PROBLEM TO WORK ON: Echo, word for word, the part of the skincare trends text below starting with "To bridge the" and going on through "trends doesn’t disappoint.".

Start of TEXT PROVIDED

Consumers as a whole have also become more demanding when it comes to environmental repercussions. When it comes to the beauty products they choose, they want more streamlined packaging and options that sit in line with their ethos, be that veganism or trying to use more locally sourced ingredients.
To bridge the cap, we called on the beauty experts and buyers at our favourite retailers to reveal the topics they see being big news this year, and this rundown of the seven hottest skincare trends doesn’t disappoint.
When it comes to shopping for skincare, our number one question should always be, does this work? But now consumers are asking is this eco-friendly? With the Evening Standard’s The Last Straw campaign, calling for London bars and restaurants to ban plastic straws and more and more attention being put on Pacific Plastic Island, consumers are demanding that their beauty products toe the line and strip it back.
Alexia Inge, founder of Cult Beauty, believes we will see “brands of all sizes pledging to swap to 100% plant-based packaging in the next couple of years.”
She also predicts more and more consumers will look to brands using locally sourced ingredients such as Haeckels, which uses hand-harvested seaweed from Margate’s 14-mile coast. “which not only brings employment to an area in need of regeneration but also helps to keep the beaches clear,” says Inge.

End of TEXT PROVIDED
Start of EXCERPTED DATA

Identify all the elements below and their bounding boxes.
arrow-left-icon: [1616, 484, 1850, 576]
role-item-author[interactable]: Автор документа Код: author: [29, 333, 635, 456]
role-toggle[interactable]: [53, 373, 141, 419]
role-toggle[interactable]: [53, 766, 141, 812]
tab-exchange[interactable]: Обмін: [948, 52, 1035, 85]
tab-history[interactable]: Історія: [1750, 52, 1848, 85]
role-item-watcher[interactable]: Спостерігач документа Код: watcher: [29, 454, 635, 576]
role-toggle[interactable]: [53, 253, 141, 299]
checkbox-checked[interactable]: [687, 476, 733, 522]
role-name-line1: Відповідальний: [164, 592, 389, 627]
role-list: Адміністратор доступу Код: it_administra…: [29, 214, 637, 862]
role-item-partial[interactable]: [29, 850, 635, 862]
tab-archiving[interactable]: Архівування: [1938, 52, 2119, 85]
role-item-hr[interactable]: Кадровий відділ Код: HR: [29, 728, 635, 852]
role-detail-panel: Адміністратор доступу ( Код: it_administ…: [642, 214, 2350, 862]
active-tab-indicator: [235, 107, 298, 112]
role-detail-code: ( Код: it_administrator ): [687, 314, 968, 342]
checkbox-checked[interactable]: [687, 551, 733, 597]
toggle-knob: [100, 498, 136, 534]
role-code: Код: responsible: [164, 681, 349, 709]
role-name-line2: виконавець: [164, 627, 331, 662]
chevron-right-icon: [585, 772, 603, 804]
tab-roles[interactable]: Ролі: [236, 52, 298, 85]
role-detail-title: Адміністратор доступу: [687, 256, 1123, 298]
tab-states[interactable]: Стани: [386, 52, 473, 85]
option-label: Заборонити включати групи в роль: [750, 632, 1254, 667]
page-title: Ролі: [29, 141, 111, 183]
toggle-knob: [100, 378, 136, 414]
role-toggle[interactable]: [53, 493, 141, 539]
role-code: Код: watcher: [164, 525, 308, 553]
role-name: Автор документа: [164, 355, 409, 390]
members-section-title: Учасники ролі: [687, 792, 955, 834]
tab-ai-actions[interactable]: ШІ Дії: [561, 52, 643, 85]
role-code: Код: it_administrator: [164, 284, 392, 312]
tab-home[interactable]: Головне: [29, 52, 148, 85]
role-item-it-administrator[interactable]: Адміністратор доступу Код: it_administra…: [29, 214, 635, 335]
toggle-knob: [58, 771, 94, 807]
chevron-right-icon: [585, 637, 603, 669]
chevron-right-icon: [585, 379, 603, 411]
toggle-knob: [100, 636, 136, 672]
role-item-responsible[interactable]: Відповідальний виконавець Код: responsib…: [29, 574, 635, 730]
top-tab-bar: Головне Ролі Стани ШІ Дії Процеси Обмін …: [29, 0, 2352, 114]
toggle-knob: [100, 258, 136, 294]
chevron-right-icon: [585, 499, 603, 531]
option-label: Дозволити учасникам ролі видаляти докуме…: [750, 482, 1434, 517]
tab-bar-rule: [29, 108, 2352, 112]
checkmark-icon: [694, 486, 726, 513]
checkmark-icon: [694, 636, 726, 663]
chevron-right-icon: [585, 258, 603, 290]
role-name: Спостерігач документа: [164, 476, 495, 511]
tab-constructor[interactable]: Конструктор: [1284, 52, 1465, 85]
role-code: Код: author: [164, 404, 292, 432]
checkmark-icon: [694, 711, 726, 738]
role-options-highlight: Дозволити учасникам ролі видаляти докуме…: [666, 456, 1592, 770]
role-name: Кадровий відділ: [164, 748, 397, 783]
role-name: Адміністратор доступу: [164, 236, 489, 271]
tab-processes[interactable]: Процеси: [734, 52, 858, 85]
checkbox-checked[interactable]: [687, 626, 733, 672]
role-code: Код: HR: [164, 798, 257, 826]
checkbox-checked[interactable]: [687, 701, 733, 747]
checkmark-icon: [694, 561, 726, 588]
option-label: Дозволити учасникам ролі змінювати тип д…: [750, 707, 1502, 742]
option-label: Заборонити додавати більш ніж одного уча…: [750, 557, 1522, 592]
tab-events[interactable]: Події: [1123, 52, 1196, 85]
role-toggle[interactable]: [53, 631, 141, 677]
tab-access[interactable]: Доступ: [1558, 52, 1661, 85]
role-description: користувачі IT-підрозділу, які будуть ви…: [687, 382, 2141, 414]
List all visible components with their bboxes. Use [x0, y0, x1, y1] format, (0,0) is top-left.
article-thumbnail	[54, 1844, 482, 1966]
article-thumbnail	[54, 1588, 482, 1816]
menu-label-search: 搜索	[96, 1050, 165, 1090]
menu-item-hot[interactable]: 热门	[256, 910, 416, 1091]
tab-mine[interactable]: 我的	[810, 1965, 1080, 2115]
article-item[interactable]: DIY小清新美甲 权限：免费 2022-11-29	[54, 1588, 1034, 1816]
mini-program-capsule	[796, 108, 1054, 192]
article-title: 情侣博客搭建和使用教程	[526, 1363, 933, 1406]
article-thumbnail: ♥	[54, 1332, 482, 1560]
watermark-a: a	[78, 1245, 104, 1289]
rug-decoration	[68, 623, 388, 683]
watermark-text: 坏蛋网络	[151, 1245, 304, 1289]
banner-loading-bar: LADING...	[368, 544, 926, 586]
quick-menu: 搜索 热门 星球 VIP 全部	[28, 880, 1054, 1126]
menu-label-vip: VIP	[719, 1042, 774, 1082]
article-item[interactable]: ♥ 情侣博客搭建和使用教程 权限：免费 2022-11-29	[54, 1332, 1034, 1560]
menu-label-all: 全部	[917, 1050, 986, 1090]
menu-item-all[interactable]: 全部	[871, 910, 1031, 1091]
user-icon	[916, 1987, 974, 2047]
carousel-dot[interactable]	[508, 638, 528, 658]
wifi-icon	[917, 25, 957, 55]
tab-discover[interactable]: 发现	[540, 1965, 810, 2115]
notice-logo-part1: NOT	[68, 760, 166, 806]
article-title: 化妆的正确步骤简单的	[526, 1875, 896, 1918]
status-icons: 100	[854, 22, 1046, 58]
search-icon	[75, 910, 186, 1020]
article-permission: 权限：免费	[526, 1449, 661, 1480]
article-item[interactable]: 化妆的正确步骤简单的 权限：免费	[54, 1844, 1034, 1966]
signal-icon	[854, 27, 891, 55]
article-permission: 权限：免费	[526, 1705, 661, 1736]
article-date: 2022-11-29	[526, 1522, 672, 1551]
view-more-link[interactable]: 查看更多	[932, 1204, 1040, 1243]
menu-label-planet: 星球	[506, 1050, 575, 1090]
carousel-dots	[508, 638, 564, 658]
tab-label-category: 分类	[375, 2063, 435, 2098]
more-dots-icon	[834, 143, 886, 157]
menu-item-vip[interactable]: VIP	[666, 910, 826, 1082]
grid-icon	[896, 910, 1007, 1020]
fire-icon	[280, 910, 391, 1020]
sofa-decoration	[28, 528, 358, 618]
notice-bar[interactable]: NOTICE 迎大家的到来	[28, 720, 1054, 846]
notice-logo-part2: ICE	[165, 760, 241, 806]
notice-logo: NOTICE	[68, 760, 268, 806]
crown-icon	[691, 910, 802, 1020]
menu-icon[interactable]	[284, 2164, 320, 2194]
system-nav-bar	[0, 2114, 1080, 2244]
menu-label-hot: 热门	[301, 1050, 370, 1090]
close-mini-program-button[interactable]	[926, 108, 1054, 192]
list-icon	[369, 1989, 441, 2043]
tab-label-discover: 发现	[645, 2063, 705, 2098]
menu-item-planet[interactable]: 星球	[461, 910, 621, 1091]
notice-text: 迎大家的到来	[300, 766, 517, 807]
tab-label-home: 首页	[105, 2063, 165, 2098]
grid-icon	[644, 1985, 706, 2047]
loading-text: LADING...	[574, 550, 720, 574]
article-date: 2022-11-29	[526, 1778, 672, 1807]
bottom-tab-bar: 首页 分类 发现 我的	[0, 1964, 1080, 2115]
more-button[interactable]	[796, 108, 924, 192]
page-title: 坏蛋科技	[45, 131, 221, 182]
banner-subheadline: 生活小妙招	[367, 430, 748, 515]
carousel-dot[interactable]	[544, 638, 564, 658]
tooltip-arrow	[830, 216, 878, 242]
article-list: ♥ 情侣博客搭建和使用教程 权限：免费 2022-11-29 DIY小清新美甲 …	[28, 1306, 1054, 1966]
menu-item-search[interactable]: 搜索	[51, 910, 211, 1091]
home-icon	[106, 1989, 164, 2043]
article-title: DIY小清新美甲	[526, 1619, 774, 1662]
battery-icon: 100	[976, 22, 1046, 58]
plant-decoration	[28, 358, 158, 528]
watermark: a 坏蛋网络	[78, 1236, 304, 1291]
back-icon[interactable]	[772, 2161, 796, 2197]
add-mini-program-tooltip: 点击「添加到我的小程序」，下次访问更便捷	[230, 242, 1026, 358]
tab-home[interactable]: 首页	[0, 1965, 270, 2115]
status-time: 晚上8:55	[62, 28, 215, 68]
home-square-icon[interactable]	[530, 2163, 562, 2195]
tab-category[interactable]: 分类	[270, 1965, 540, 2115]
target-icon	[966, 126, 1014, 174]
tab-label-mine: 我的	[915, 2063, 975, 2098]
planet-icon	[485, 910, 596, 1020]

End of EXCERPTED DATA

TASK OUTPUT:
To bridge the cap, we called on the beauty experts and buyers at our favourite retailers to reveal the topics they see being big news this year, and this rundown of the seven hottest skincare trends doesn’t disappoint.